■ **What to produce**: Copy each entry as it stands, leaving nothing out.

━━━ Records for this task ━━━

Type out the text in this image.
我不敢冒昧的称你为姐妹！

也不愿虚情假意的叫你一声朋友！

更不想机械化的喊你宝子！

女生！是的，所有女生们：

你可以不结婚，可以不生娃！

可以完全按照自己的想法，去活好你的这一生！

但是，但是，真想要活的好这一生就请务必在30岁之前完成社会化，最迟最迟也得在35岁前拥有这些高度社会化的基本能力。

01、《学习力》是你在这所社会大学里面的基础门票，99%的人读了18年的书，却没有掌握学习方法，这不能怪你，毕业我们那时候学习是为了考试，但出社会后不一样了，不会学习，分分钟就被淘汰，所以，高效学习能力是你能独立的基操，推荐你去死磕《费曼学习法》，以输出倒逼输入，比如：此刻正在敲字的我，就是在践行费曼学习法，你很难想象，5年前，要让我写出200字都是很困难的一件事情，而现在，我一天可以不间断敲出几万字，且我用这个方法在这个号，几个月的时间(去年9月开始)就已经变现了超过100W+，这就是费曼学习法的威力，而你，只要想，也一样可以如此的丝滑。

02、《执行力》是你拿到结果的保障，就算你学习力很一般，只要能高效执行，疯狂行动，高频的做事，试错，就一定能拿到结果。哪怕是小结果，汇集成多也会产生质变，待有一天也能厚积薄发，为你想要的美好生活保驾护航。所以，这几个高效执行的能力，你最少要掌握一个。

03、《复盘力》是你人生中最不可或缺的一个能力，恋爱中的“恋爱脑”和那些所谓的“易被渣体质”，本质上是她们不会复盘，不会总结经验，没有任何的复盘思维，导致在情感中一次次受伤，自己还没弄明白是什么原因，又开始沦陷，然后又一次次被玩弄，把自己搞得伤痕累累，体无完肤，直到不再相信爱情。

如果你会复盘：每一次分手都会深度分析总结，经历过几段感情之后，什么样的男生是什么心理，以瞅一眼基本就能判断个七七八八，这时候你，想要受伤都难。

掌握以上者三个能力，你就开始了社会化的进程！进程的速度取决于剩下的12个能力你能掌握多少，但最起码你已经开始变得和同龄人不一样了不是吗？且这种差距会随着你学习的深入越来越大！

━━━

■ **The output**:
Type out the text in this image.
我不敢冒昧的称你为姐妹！

也不愿虚情假意的叫你一声朋友！

更不想机械化的喊你宝子！

女生！是的，所有女生们：

你可以不结婚，可以不生娃！

可以完全按照自己的想法，去活好你的这一生！

但是，但是，真想要活的好这一生就请务必在30岁之前完成社会化，最迟最迟也得在35岁前拥有这些高度社会化的基本能力。

01、《学习力》是你在这所社会大学里面的基础门票，99%的人读了18年的书，却没有掌握学习方法，这不能怪你，毕业我们那时候学习是为了考试，但出社会后不一样了，不会学习，分分钟就被淘汰，所以，高效学习能力是你能独立的基操，推荐你去死磕《费曼学习法》，以输出倒逼输入，比如：此刻正在敲字的我，就是在践行费曼学习法，你很难想象，5年前，要让我写出200字都是很困难的一件事情，而现在，我一天可以不间断敲出几万字，且我用这个方法在这个号，几个月的时间(去年9月开始)就已经变现了超过100W+，这就是费曼学习法的威力，而你，只要想，也一样可以如此的丝滑。

02、《执行力》是你拿到结果的保障，就算你学习力很一般，只要能高效执行，疯狂行动，高频的做事，试错，就一定能拿到结果。哪怕是小结果，汇集成多也会产生质变，待有一天也能厚积薄发，为你想要的美好生活保驾护航。所以，这几个高效执行的能力，你最少要掌握一个。

03、《复盘力》是你人生中最不可或缺的一个能力，恋爱中的“恋爱脑”和那些所谓的“易被渣体质”，本质上是她们不会复盘，不会总结经验，没有任何的复盘思维，导致在情感中一次次受伤，自己还没弄明白是什么原因，又开始沦陷，然后又一次次被玩弄，把自己搞得伤痕累累，体无完肤，直到不再相信爱情。

如果你会复盘：每一次分手都会深度分析总结，经历过几段感情之后，什么样的男生是什么心理，以瞅一眼基本就能判断个七七八八，这时候你，想要受伤都难。

掌握以上者三个能力，你就开始了社会化的进程！进程的速度取决于剩下的12个能力你能掌握多少，但最起码你已经开始变得和同龄人不一样了不是吗？且这种差距会随着你学习的深入越来越大！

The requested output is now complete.